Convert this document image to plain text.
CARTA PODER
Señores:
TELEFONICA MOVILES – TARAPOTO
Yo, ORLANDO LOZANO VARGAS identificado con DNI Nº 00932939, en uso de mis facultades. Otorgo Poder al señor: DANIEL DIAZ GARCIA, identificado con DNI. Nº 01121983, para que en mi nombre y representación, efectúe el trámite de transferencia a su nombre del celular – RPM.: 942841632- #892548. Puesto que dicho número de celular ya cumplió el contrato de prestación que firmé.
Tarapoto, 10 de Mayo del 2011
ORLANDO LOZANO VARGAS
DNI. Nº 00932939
###
--- AIM ---
Give a word-for-word copy of the records.

--- FINAL RESULT ---
Convert this document image to plain text.
CARTA PODER
Señores:
TELEFONICA MOVILES – TARAPOTO
Yo, ORLANDO LOZANO VARGAS identificado con DNI Nº 00932939, en uso de mis facultades. Otorgo Poder al señor: DANIEL DIAZ GARCIA, identificado con DNI. Nº 01121983, para que en mi nombre y representación, efectúe el trámite de transferencia a su nombre del celular – RPM.: 942841632- #892548. Puesto que dicho número de celular ya cumplió el contrato de prestación que firmé.
Tarapoto, 10 de Mayo del 2011
ORLANDO LOZANO VARGAS
DNI. Nº 00932939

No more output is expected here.